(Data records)
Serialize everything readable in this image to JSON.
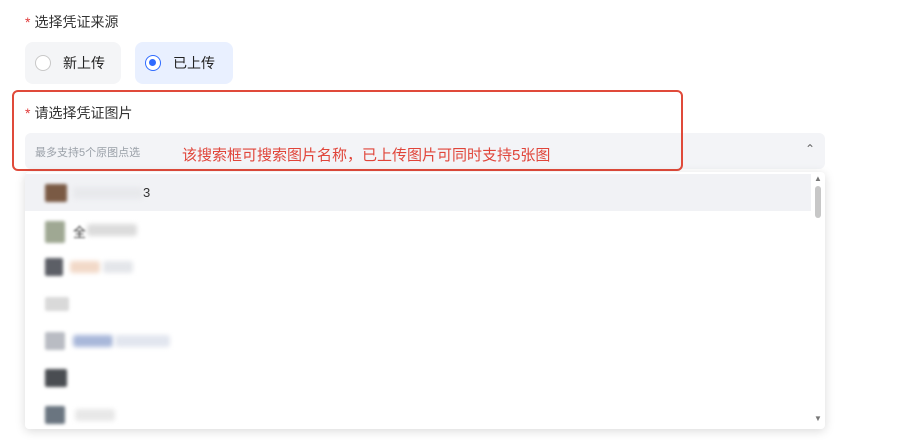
{
  "source_section": {
    "required_mark": "*",
    "label": "选择凭证来源"
  },
  "radios": [
    {
      "label": "新上传",
      "selected": false
    },
    {
      "label": "已上传",
      "selected": true
    }
  ],
  "image_section": {
    "required_mark": "*",
    "label": "请选择凭证图片"
  },
  "search": {
    "placeholder": "最多支持5个原图点选"
  },
  "annotation": {
    "text": "该搜索框可搜索图片名称，已上传图片可同时支持5张图"
  },
  "dropdown_rows": [
    {
      "text_fragment": "3"
    },
    {
      "text_fragment": "全"
    },
    {
      "text_fragment": ""
    },
    {
      "text_fragment": ""
    },
    {
      "text_fragment": ""
    },
    {
      "text_fragment": ""
    },
    {
      "text_fragment": ""
    }
  ],
  "colors": {
    "accent": "#2f6bff",
    "annotation": "#e0453a",
    "required": "#e03a3a"
  },
  "icons": {
    "dropdown_toggle": "chevron-up-icon"
  }
}
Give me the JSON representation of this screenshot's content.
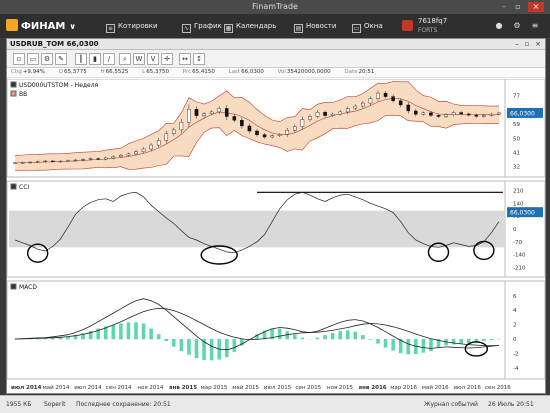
{
  "window": {
    "title": "FinamTrade"
  },
  "toolbar": {
    "brand": "ФИНАМ",
    "items": [
      {
        "label": "Котировки",
        "icon": "quotes-icon"
      },
      {
        "label": "График",
        "icon": "chart-icon"
      },
      {
        "label": "Календарь",
        "icon": "calendar-icon"
      },
      {
        "label": "Новости",
        "icon": "news-icon"
      },
      {
        "label": "Окна",
        "icon": "windows-icon"
      }
    ],
    "account": {
      "id": "7618fq7",
      "type": "FORTS"
    }
  },
  "chart_window": {
    "title": "USDRUB_TOM 66,0300",
    "quote": {
      "chg_label": "Chg",
      "chg": "+9,94%",
      "o_label": "O",
      "o": "65,3775",
      "h_label": "H",
      "h": "66,5525",
      "l_label": "L",
      "l": "65,3750",
      "prc_label": "Prc",
      "prc": "65,4150",
      "last_label": "Last",
      "last": "66,0300",
      "vol_label": "Vol",
      "vol": "35420000,0000",
      "date_label": "Date",
      "date": "20:51"
    }
  },
  "chart_data": [
    {
      "type": "candlestick",
      "legend": [
        "USD000UTSTOM - Неделя",
        "BB"
      ],
      "yticks": [
        77,
        68,
        59,
        50,
        41,
        32
      ],
      "ylim": [
        28,
        85
      ],
      "last_value": "66,0300",
      "months": [
        "июл 2014",
        "май 2014",
        "июл 2014",
        "сен 2014",
        "ноя 2014",
        "янв 2015",
        "мар 2015",
        "май 2015",
        "июл 2015",
        "сен 2015",
        "ноя 2015",
        "янв 2016",
        "мар 2016",
        "май 2016",
        "июл 2016",
        "сен 2016"
      ],
      "close": [
        34.4,
        34.6,
        34.9,
        35.2,
        35.6,
        35.3,
        35.5,
        35.8,
        36.2,
        36.7,
        37.1,
        36.8,
        37.5,
        38.4,
        39.3,
        40.1,
        41.5,
        43.2,
        45.7,
        48.6,
        52.9,
        55.3,
        60.1,
        68.4,
        64.2,
        65.6,
        66.7,
        68.9,
        63.8,
        61.4,
        57.8,
        54.6,
        52.3,
        50.8,
        51.6,
        52.4,
        55.1,
        57.4,
        61.8,
        63.9,
        66.5,
        64.4,
        65.3,
        66.7,
        68.9,
        70.4,
        72.3,
        75.1,
        78.6,
        76.4,
        73.8,
        71.1,
        67.3,
        65.2,
        66.1,
        64.5,
        63.8,
        64.9,
        66.3,
        65.4,
        64.7,
        63.9,
        64.6,
        65.3,
        66.03
      ]
    },
    {
      "type": "line",
      "name": "CCI",
      "legend": [
        "CCI"
      ],
      "yticks": [
        210,
        140,
        70,
        0,
        -70,
        -140,
        -210
      ],
      "ylim": [
        -240,
        240
      ],
      "last_value": "66,0300",
      "values": [
        -60,
        -75,
        -90,
        -110,
        -120,
        -95,
        -55,
        10,
        80,
        120,
        145,
        160,
        165,
        150,
        180,
        195,
        200,
        175,
        130,
        95,
        60,
        30,
        -10,
        -45,
        -60,
        -80,
        -95,
        -110,
        -125,
        -130,
        -115,
        -95,
        -70,
        -30,
        40,
        110,
        160,
        190,
        200,
        185,
        165,
        150,
        170,
        185,
        190,
        175,
        160,
        140,
        125,
        110,
        90,
        40,
        -20,
        -60,
        -80,
        -95,
        -100,
        -90,
        -75,
        -85,
        -95,
        -90,
        -70,
        -20,
        40
      ]
    },
    {
      "type": "line",
      "name": "MACD",
      "legend": [
        "MACD"
      ],
      "yticks": [
        6,
        4,
        2,
        0,
        -2,
        -4
      ],
      "ylim": [
        -5,
        7.5
      ],
      "macd": [
        0,
        0.05,
        0.1,
        0.15,
        0.2,
        0.3,
        0.45,
        0.6,
        0.9,
        1.3,
        1.8,
        2.4,
        3.0,
        3.6,
        4.2,
        4.8,
        5.3,
        5.6,
        5.3,
        4.8,
        4.0,
        3.1,
        2.2,
        1.3,
        0.4,
        -0.4,
        -1.0,
        -1.4,
        -1.5,
        -1.2,
        -0.7,
        -0.1,
        0.5,
        1.0,
        1.4,
        1.6,
        1.5,
        1.3,
        1.0,
        0.9,
        1.1,
        1.5,
        1.9,
        2.3,
        2.6,
        2.7,
        2.5,
        2.1,
        1.6,
        1.0,
        0.4,
        -0.2,
        -0.7,
        -1.0,
        -1.2,
        -1.3,
        -1.2,
        -1.1,
        -1.15,
        -1.2,
        -1.25,
        -1.2,
        -1.1,
        -1.0,
        -0.9
      ],
      "signal": [
        0,
        0.02,
        0.05,
        0.08,
        0.12,
        0.17,
        0.24,
        0.33,
        0.46,
        0.64,
        0.88,
        1.18,
        1.54,
        1.95,
        2.4,
        2.88,
        3.36,
        3.8,
        4.1,
        4.25,
        4.2,
        3.95,
        3.56,
        3.09,
        2.56,
        2.0,
        1.45,
        0.95,
        0.56,
        0.25,
        0.02,
        -0.08,
        -0.05,
        0.05,
        0.2,
        0.4,
        0.6,
        0.75,
        0.85,
        0.9,
        0.95,
        1.05,
        1.2,
        1.4,
        1.6,
        1.85,
        2.05,
        2.15,
        2.1,
        1.95,
        1.7,
        1.4,
        1.05,
        0.7,
        0.35,
        0.05,
        -0.2,
        -0.4,
        -0.55,
        -0.68,
        -0.78,
        -0.85,
        -0.9,
        -0.92,
        -0.92
      ]
    }
  ],
  "status": {
    "memory": "1955 КБ",
    "server": "Soperit",
    "saved": "Последнее сохранение: 20:51",
    "journal": "Журнал событий",
    "datetime": "26 Июль 20:51"
  },
  "colors": {
    "bb_fill": "#f8dcc2",
    "bb_line": "#c0392b",
    "hist": "#5ed6b0",
    "band": "#d9d9d9"
  }
}
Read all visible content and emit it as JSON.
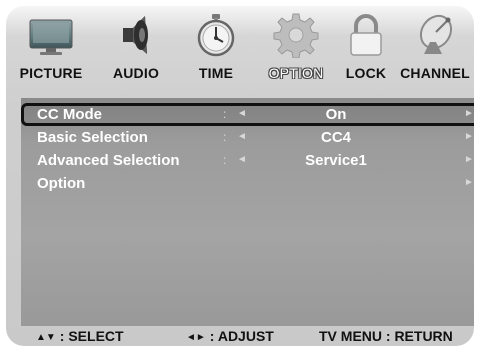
{
  "tabs": [
    {
      "label": "PICTURE",
      "icon": "monitor-icon",
      "active": false
    },
    {
      "label": "AUDIO",
      "icon": "speaker-icon",
      "active": false
    },
    {
      "label": "TIME",
      "icon": "stopwatch-icon",
      "active": false
    },
    {
      "label": "OPTION",
      "icon": "gear-icon",
      "active": true
    },
    {
      "label": "LOCK",
      "icon": "padlock-icon",
      "active": false
    },
    {
      "label": "CHANNEL",
      "icon": "satellite-dish-icon",
      "active": false
    }
  ],
  "menu": {
    "separator": ":",
    "left_arrow": "◄",
    "right_arrow": "►",
    "items": [
      {
        "label": "CC Mode",
        "value": "On",
        "selected": true
      },
      {
        "label": "Basic Selection",
        "value": "CC4",
        "selected": false
      },
      {
        "label": "Advanced Selection",
        "value": "Service1",
        "selected": false
      },
      {
        "label": "Option",
        "value": "",
        "selected": false
      }
    ]
  },
  "footer": {
    "select_glyph": "▲▼",
    "select_label": ": SELECT",
    "adjust_glyph": "◄►",
    "adjust_label": ": ADJUST",
    "return_label": "TV MENU : RETURN"
  },
  "colors": {
    "selection_border": "#111111",
    "menu_text": "#ffffff",
    "panel_bg": "#a0a0a0"
  }
}
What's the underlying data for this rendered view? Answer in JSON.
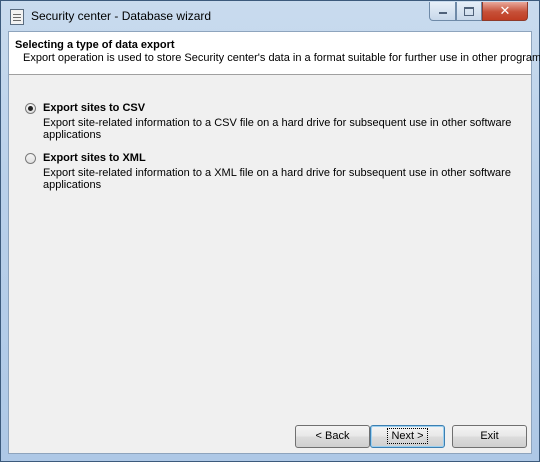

• Required work
Identify which lines contain the word "type" and copy each one.

• Correct response
      "type": "FORTS"
      "type": "candlestick",
      "type": "line",
      "type": "line",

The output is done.